* start ENTRIES SHOWN *

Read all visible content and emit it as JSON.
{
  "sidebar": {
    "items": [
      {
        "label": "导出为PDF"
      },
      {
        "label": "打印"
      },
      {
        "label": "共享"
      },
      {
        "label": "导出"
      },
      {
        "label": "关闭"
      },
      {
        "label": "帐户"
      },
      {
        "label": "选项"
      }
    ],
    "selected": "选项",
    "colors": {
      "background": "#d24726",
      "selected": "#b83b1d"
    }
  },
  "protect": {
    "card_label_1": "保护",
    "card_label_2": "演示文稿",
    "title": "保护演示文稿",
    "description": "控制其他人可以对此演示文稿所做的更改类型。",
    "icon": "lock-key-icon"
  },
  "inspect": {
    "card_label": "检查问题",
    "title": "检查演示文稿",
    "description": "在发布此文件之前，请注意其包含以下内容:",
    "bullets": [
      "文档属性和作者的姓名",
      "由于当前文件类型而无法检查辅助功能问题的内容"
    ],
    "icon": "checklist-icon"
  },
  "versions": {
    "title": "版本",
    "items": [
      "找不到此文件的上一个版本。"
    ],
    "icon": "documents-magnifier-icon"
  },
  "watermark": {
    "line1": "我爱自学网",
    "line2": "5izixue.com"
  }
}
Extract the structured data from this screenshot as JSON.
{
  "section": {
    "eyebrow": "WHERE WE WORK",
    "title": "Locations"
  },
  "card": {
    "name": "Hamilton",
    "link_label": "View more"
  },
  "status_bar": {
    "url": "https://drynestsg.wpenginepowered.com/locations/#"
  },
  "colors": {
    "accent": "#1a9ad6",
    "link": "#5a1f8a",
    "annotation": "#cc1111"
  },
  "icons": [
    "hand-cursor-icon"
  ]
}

* end ENTRIES SHOWN *

_INSTRUCTION_
Repeat each record exactly, leaving nothing out.

_EXERCISE SOLUTION_
Read all visible content and emit it as JSON.
{
  "sidebar": {
    "items": [
      {
        "label": "导出为PDF"
      },
      {
        "label": "打印"
      },
      {
        "label": "共享"
      },
      {
        "label": "导出"
      },
      {
        "label": "关闭"
      },
      {
        "label": "帐户"
      },
      {
        "label": "选项"
      }
    ],
    "selected": "选项",
    "colors": {
      "background": "#d24726",
      "selected": "#b83b1d"
    }
  },
  "protect": {
    "card_label_1": "保护",
    "card_label_2": "演示文稿",
    "title": "保护演示文稿",
    "description": "控制其他人可以对此演示文稿所做的更改类型。",
    "icon": "lock-key-icon"
  },
  "inspect": {
    "card_label": "检查问题",
    "title": "检查演示文稿",
    "description": "在发布此文件之前，请注意其包含以下内容:",
    "bullets": [
      "文档属性和作者的姓名",
      "由于当前文件类型而无法检查辅助功能问题的内容"
    ],
    "icon": "checklist-icon"
  },
  "versions": {
    "title": "版本",
    "items": [
      "找不到此文件的上一个版本。"
    ],
    "icon": "documents-magnifier-icon"
  },
  "watermark": {
    "line1": "我爱自学网",
    "line2": "5izixue.com"
  }
}
Extract the structured data from this screenshot as JSON.
{
  "section": {
    "eyebrow": "WHERE WE WORK",
    "title": "Locations"
  },
  "card": {
    "name": "Hamilton",
    "link_label": "View more"
  },
  "status_bar": {
    "url": "https://drynestsg.wpenginepowered.com/locations/#"
  },
  "colors": {
    "accent": "#1a9ad6",
    "link": "#5a1f8a",
    "annotation": "#cc1111"
  },
  "icons": [
    "hand-cursor-icon"
  ]
}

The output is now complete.